## WHAT YOU HAVE TO DO
Gather every line in the records below that contains the word "randydeng".

## DATA SHOWN
───

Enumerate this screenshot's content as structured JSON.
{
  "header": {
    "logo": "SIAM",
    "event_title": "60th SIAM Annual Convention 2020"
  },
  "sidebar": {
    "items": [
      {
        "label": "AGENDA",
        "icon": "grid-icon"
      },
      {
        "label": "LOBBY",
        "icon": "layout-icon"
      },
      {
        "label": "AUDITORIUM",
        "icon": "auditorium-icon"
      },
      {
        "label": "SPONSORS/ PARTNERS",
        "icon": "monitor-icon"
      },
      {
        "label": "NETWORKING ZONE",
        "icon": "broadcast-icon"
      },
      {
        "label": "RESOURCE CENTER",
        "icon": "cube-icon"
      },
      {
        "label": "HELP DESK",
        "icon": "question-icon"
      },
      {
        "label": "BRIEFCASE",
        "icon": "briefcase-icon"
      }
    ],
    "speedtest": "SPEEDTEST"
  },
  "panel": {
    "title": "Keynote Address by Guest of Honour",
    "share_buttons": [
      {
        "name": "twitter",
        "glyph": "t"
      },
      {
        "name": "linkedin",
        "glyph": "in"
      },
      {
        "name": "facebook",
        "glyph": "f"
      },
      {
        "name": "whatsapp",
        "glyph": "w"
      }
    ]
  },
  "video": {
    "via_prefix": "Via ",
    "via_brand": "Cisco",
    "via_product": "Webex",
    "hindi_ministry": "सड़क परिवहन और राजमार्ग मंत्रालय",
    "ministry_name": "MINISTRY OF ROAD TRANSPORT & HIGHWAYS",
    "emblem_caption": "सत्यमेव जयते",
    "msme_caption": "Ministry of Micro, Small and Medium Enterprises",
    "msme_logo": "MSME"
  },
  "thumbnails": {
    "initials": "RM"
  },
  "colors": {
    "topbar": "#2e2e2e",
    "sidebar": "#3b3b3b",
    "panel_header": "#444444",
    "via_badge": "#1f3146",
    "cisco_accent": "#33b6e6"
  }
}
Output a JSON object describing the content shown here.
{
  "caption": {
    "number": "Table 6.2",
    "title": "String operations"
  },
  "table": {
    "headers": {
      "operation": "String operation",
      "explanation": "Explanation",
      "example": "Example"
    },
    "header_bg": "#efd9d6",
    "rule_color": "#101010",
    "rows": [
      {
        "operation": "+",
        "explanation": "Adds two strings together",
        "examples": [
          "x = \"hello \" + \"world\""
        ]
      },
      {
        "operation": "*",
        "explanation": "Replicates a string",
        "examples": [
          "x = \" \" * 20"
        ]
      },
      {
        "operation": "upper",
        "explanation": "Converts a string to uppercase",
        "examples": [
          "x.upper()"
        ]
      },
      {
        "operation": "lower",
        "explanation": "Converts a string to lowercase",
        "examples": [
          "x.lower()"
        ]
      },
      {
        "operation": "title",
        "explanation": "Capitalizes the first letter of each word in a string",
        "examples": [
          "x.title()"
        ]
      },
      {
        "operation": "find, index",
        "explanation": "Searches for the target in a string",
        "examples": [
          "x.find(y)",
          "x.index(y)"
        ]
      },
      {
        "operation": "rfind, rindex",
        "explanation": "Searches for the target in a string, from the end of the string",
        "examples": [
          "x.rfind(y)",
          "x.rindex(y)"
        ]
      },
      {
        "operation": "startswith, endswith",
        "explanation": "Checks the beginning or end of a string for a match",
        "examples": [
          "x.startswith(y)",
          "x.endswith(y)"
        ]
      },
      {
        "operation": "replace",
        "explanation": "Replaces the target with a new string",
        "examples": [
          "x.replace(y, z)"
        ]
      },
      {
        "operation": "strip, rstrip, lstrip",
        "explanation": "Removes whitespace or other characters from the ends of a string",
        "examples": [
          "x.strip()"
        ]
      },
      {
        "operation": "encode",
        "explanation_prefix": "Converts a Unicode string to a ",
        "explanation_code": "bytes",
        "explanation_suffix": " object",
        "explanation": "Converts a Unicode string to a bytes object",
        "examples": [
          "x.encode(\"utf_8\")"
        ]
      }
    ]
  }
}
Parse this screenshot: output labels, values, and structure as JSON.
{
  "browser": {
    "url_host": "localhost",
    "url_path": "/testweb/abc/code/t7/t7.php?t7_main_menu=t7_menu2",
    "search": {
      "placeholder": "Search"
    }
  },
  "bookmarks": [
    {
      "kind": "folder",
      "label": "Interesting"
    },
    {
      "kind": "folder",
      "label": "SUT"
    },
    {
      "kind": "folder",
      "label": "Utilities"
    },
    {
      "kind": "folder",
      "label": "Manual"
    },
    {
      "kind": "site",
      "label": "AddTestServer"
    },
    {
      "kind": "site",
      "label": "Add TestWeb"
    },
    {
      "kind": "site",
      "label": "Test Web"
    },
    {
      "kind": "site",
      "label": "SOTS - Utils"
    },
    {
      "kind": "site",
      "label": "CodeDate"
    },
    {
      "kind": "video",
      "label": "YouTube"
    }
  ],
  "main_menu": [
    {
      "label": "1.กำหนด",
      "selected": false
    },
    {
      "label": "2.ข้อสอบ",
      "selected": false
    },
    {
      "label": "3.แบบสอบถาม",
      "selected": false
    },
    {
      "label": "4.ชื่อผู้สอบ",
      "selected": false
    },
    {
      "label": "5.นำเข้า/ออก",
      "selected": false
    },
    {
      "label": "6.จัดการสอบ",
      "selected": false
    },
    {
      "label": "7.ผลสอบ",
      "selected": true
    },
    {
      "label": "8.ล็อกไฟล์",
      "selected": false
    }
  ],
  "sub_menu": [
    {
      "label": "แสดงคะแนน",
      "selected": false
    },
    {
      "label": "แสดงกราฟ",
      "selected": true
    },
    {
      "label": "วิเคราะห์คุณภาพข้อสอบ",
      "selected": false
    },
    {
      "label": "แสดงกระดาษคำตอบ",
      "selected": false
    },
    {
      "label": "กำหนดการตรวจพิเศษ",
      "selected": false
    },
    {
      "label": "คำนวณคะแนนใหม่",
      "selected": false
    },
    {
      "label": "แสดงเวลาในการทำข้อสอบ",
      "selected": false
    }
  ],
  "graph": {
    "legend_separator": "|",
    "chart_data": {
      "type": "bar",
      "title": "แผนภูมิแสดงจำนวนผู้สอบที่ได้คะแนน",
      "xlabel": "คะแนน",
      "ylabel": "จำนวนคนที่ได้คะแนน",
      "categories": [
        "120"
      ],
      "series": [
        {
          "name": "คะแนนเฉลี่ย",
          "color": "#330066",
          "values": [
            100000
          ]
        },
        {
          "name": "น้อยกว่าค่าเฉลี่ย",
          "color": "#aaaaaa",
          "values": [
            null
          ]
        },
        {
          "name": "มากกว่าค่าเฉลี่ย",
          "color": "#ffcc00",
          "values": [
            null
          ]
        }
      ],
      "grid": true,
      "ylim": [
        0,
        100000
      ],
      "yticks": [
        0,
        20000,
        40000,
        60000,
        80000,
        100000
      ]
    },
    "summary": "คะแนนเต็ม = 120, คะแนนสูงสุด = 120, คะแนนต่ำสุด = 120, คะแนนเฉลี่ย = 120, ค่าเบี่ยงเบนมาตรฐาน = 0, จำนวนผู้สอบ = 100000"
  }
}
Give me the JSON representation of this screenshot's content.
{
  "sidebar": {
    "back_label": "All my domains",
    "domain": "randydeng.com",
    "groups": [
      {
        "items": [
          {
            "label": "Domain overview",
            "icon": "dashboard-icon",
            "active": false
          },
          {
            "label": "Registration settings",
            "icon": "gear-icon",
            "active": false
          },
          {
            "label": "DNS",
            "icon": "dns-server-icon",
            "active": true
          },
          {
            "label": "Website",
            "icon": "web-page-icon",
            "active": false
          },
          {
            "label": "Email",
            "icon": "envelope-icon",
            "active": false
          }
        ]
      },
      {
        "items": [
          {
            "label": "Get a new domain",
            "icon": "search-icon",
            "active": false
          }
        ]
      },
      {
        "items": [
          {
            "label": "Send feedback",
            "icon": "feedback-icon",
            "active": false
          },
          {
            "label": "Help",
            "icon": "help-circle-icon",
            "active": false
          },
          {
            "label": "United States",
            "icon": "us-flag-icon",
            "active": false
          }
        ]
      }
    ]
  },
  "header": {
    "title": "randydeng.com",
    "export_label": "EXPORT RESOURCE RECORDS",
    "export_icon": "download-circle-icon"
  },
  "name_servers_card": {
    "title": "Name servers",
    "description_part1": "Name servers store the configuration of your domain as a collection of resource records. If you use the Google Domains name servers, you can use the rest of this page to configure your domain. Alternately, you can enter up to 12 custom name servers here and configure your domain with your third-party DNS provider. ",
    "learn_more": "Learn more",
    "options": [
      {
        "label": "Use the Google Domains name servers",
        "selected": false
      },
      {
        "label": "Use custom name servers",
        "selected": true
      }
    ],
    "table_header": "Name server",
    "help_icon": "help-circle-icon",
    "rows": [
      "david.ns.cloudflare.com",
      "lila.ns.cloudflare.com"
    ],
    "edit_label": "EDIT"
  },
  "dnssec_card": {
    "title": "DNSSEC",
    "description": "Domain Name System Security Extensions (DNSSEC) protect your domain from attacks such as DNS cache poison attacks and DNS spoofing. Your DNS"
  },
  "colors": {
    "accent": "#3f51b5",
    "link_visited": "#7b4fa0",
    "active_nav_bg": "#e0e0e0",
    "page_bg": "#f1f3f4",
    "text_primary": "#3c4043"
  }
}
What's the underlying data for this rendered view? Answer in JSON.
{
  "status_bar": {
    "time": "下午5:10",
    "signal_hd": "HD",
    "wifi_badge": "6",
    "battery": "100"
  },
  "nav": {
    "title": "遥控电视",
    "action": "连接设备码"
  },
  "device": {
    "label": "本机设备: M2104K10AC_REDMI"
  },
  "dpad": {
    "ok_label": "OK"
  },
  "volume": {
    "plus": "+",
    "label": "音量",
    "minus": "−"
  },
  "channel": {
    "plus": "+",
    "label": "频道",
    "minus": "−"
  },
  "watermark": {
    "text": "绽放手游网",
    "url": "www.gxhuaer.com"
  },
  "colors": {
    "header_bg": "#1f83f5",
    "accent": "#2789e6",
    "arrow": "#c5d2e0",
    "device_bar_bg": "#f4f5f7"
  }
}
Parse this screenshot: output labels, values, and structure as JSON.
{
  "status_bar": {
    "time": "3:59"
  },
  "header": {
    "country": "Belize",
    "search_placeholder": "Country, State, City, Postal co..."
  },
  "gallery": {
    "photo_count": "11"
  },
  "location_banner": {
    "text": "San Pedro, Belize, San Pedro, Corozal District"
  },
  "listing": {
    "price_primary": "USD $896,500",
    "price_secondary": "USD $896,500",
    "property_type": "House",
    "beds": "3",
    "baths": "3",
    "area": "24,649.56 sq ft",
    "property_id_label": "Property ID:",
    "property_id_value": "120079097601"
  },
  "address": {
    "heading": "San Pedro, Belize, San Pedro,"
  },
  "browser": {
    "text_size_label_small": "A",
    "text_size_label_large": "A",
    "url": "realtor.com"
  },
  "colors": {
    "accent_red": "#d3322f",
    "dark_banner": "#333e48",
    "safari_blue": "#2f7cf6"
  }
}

───

## EXPECTED ANSWER
    "domain": "randydeng.com",
    "title": "randydeng.com",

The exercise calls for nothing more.